Work instructions:
Identify, in the records below, every line where the string "will" appears, and copy each such line.

* START *

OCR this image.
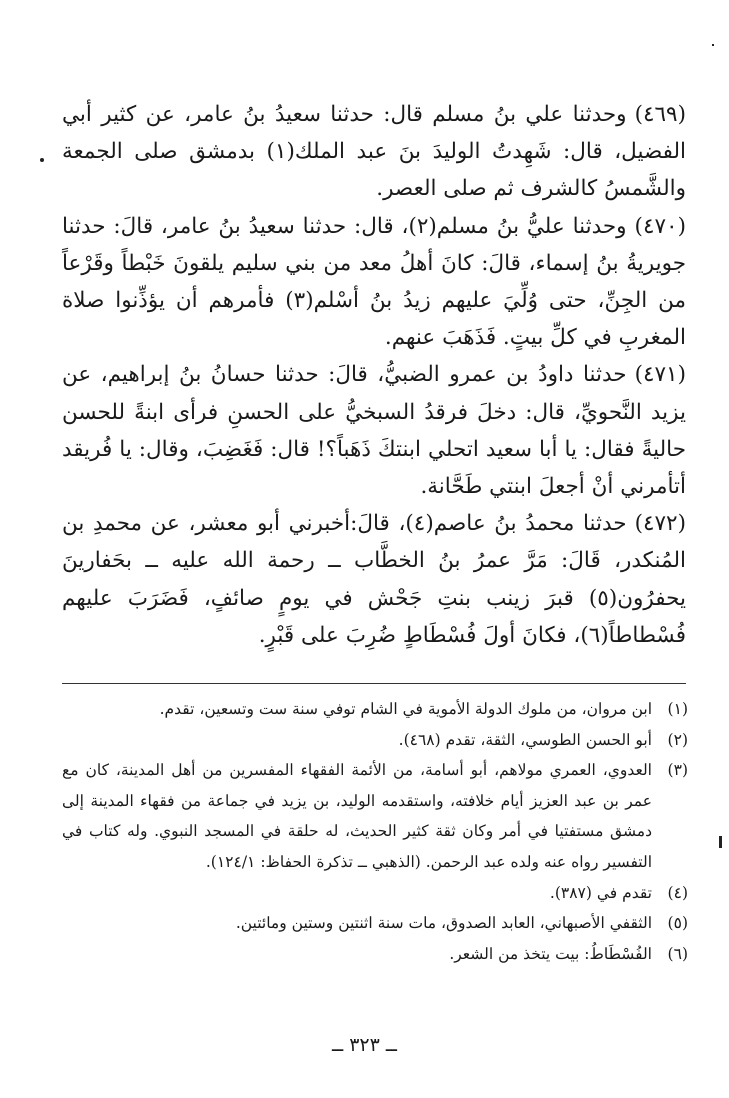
(٤٦٩)وحدثنا علي بنُ مسلم قال: حدثنا سعيدُ بنُ عامر، عن كثير أبي الفضيل، قال: شَهِدتُ الوليدَ بنَ عبد الملك(١) بدمشق صلى الجمعة والشَّمسُ كالشرف ثم صلى العصر.

(٤٧٠)وحدثنا عليُّ بنُ مسلم(٢)، قال: حدثنا سعيدُ بنُ عامر، قالَ: حدثنا جويريةُ بنُ إسماء، قالَ: كانَ أهلُ معد من بني سليم يلقونَ خَبْطاً وقَرْعاً من الجِنِّ، حتى وُلِّيَ عليهم زيدُ بنُ أسْلم(٣) فأمرهم أن يؤذِّنوا صلاة المغربِ في كلِّ بيتٍ. فَذَهَبَ عنهم.

(٤٧١)حدثنا داودُ بن عمرو الضبيُّ، قالَ: حدثنا حسانُ بنُ إبراهيم، عن يزيد النَّحويِّ، قال: دخلَ فرقدُ السبخيُّ على الحسنِ فرأى ابنةً للحسن حاليةً فقال: يا أبا سعيد اتحلي ابنتكَ ذَهَباً؟! قال: فَغَضِبَ، وقال: يا فُريقد أتأمرني أنْ أجعلَ ابنتي طَحَّانة.

(٤٧٢)حدثنا محمدُ بنُ عاصم(٤)، قالَ:أخبرني أبو معشر، عن محمدِ بن المُنكدر، قَالَ: مَرَّ عمرُ بنُ الخطَّاب ــ رحمة الله عليه ــ بحَفارينَ يحفرُون(٥) قبرَ زينب بنتِ جَحْش في يومٍ صائفٍ، فَضَرَبَ عليهم فُسْطاطاً(٦)، فكانَ أولَ فُسْطَاطٍ ضُرِبَ على قَبْرٍ.

(١)
ابن مروان، من ملوك الدولة الأموية في الشام توفي سنة ست وتسعين، تقدم.
(٢)
أبو الحسن الطوسي، الثقة، تقدم (٤٦٨).
(٣)
العدوي، العمري مولاهم، أبو أسامة، من الأئمة الفقهاء المفسرين من أهل المدينة، كان مع عمر بن عبد العزيز أيام خلافته، واستقدمه الوليد، بن يزيد في جماعة من فقهاء المدينة إلى دمشق مستفتيا في أمر وكان ثقة كثير الحديث، له حلقة في المسجد النبوي. وله كتاب في التفسير رواه عنه ولده عبد الرحمن. (الذهبي ــ تذكرة الحفاظ: ١٢٤/١).
(٤)
تقدم في (٣٨٧).
(٥)
الثقفي الأصبهاني، العابد الصدوق، مات سنة اثنتين وستين ومائتين.
(٦)
الفُسْطَاطُ: بيت يتخذ من الشعر.
ــ ٣٢٣ ــ
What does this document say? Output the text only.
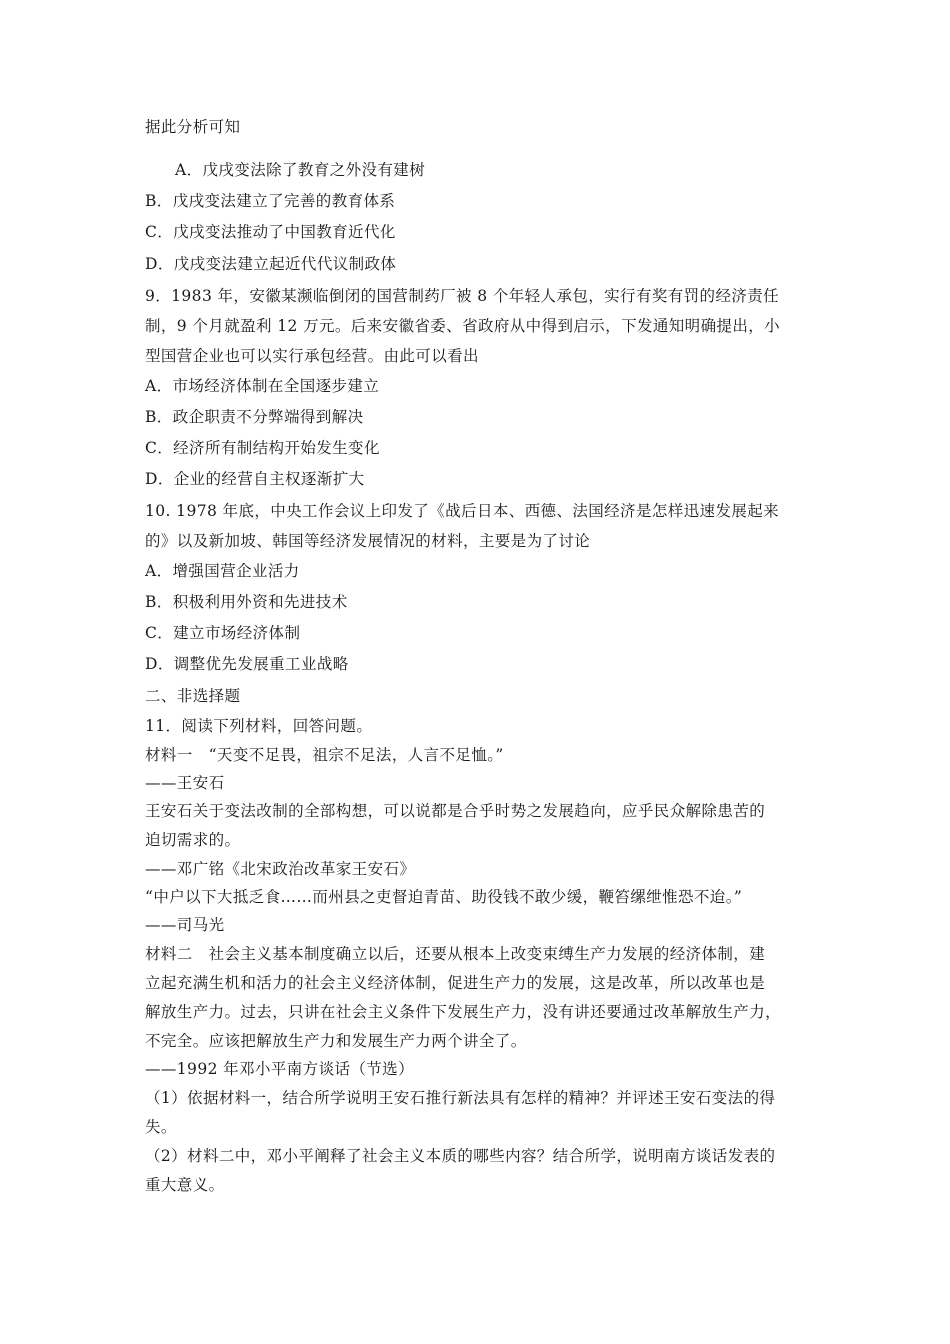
据此分析可知
A．戊戌变法除了教育之外没有建树
B．戊戌变法建立了完善的教育体系
C．戊戌变法推动了中国教育近代化
D．戊戌变法建立起近代代议制政体
9．1983 年，安徽某濒临倒闭的国营制药厂被 8 个年轻人承包，实行有奖有罚的经济责任
制，9 个月就盈利 12 万元。后来安徽省委、省政府从中得到启示，下发通知明确提出，小
型国营企业也可以实行承包经营。由此可以看出
A．市场经济体制在全国逐步建立
B．政企职责不分弊端得到解决
C．经济所有制结构开始发生变化
D．企业的经营自主权逐渐扩大
10. 1978 年底，中央工作会议上印发了《战后日本、西德、法国经济是怎样迅速发展起来
的》以及新加坡、韩国等经济发展情况的材料，主要是为了讨论
A．增强国营企业活力
B．积极利用外资和先进技术
C．建立市场经济体制
D．调整优先发展重工业战略
二、非选择题
11．阅读下列材料，回答问题。
材料一　“天变不足畏，祖宗不足法，人言不足恤。”
——王安石
王安石关于变法改制的全部构想，可以说都是合乎时势之发展趋向，应乎民众解除患苦的
迫切需求的。
——邓广铭《北宋政治改革家王安石》
“中户以下大抵乏食……而州县之吏督迫青苗、助役钱不敢少缓，鞭笞缧绁惟恐不迨。”
——司马光
材料二　社会主义基本制度确立以后，还要从根本上改变束缚生产力发展的经济体制，建
立起充满生机和活力的社会主义经济体制，促进生产力的发展，这是改革，所以改革也是
解放生产力。过去，只讲在社会主义条件下发展生产力，没有讲还要通过改革解放生产力，
不完全。应该把解放生产力和发展生产力两个讲全了。
——1992 年邓小平南方谈话（节选）
（1）依据材料一，结合所学说明王安石推行新法具有怎样的精神？并评述王安石变法的得
失。
（2）材料二中，邓小平阐释了社会主义本质的哪些内容？结合所学，说明南方谈话发表的
重大意义。
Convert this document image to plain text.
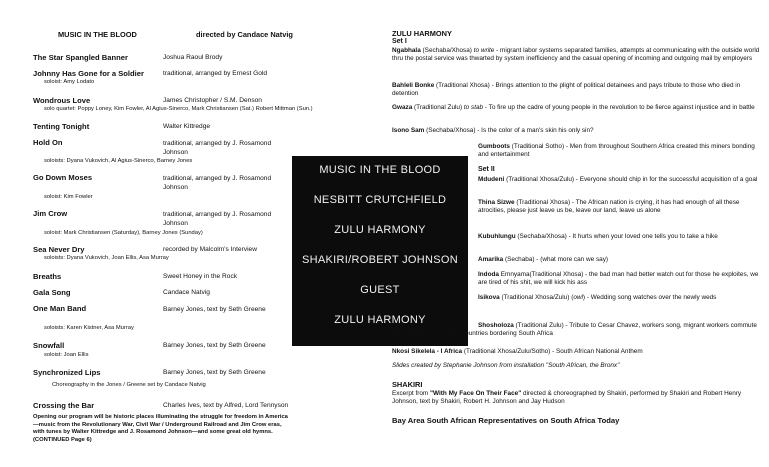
MUSIC IN THE BLOOD	directed by Candace Natvig
The Star Spangled Banner	Joshua Raoul Brody
Johnny Has Gone for a Soldier	traditional, arranged by Ernest Gold
soloist: Amy Lodato
Wondrous Love	James Christopher / S.M. Denson
solo quartet: Poppy Loney, Kim Fowler, Al Agius-Sinerco, Mark Christiansen (Sat.) Robert Mittman (Sun.)
Tenting Tonight	Walter Kittredge
Hold On	traditional, arranged by J. Rosamond Johnson
soloists: Dyana Vukovich, Al Agius-Sinerco, Barney Jones
Go Down Moses	traditional, arranged by J. Rosamond Johnson
soloist: Kim Fowler
Jim Crow	traditional, arranged by J. Rosamond Johnson
soloist: Mark Christiansen (Saturday), Barney Jones (Sunday)
Sea Never Dry	recorded by Malcolm's Interview
soloists: Dyana Vukovich, Joan Ellis, Asa Murray
Breaths	Sweet Honey in the Rock
Gala Song	Candace Natvig
One Man Band	Barney Jones, text by Seth Greene
soloists: Karen Kistner, Asa Murray
Snowfall	Barney Jones, text by Seth Greene
soloist: Joan Ellis
Synchronized Lips	Barney Jones, text by Seth Greene
Choreography in the Jones / Greene set by Candace Natvig
Crossing the Bar	Charles Ives, text by Alfred, Lord Tennyson
Opening our program will be historic places illuminating the struggle for freedom in America—music from the Revolutionary War, Civil War / Underground Railroad and Jim Crow eras, with tunes by Walter Kittredge and J. Rosamond Johnson—and some great old hymns. (CONTINUED Page 6)
MUSIC IN THE BLOOD
NESBITT CRUTCHFIELD
ZULU HARMONY
SHAKIRI/ROBERT JOHNSON
GUEST
ZULU HARMONY
ZULU HARMONY
Set I
Ngabhala (Sechaba/Xhosa) to write - migrant labor systems separated families, attempts at communicating with the outside world thru the postal service was thwarted by system inefficiency and the casual opening of incoming and outgoing mail by employers
Bahleli Bonke (Traditional Xhosa) - Brings attention to the plight of political detainees and pays tribute to those who died in detention
Gwaza (Traditional Zulu) to stab - To fire up the cadre of young people in the revolution to be fierce against injustice and in battle
Isono Sam (Sechaba/Xhosa) - Is the color of a man's skin his only sin?
Gumboots (Traditional Sotho) - Men from throughout Southern Africa created this miners bonding and entertainment
Set II
Mdudeni (Traditional Xhosa/Zulu) - Everyone should chip in for the successful acquisition of a goal
Thina Sizwe (Traditional Xhosa) - The African nation is crying, it has had enough of all these atrocities, please just leave us be, leave our land, leave us alone
Kubuhlungu (Sechaba/Xhosa) - It hurts when your loved one tells you to take a hike
Amarika (Sechaba) - (what more can we say)
Indoda Emnyama(Traditional Xhosa) - the bad man had better watch out for those he exploites, we are tired of his shit, we will kick his ass
Isikova (Traditional Xhosa/Zulu) (owl) - Wedding song watches over the newly weds
Shosholoza (Traditional Zulu) - Tribute to Cesar Chavez, workers song, migrant workers commute by trainloads from many countries bordering South Africa
Nkosi Sikelela - I Africa (Traditional Xhosa/Zulu/Sotho) - South African National Anthem
Slides created by Stephanie Johnson from installation "South African, the Bronx"
SHAKIRI
Excerpt from "With My Face On Their Face" directed & choreographed by Shakiri, performed by Shakiri and Robert Henry Johnson, text by Shakiri, Robert H. Johnson and Jay Hudson
Bay Area South African Representatives on South Africa Today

* END *

Expected answer:
Opening our program will be historic places illuminating the struggle for freedom in America—music from the Revolutionary War, Civil War / Underground Railroad and Jim Crow eras, with tunes by Walter Kittredge and J. Rosamond Johnson—and some great old hymns. (CONTINUED Page 6)
Indoda Emnyama(Traditional Xhosa) - the bad man had better watch out for those he exploites, we are tired of his shit, we will kick his ass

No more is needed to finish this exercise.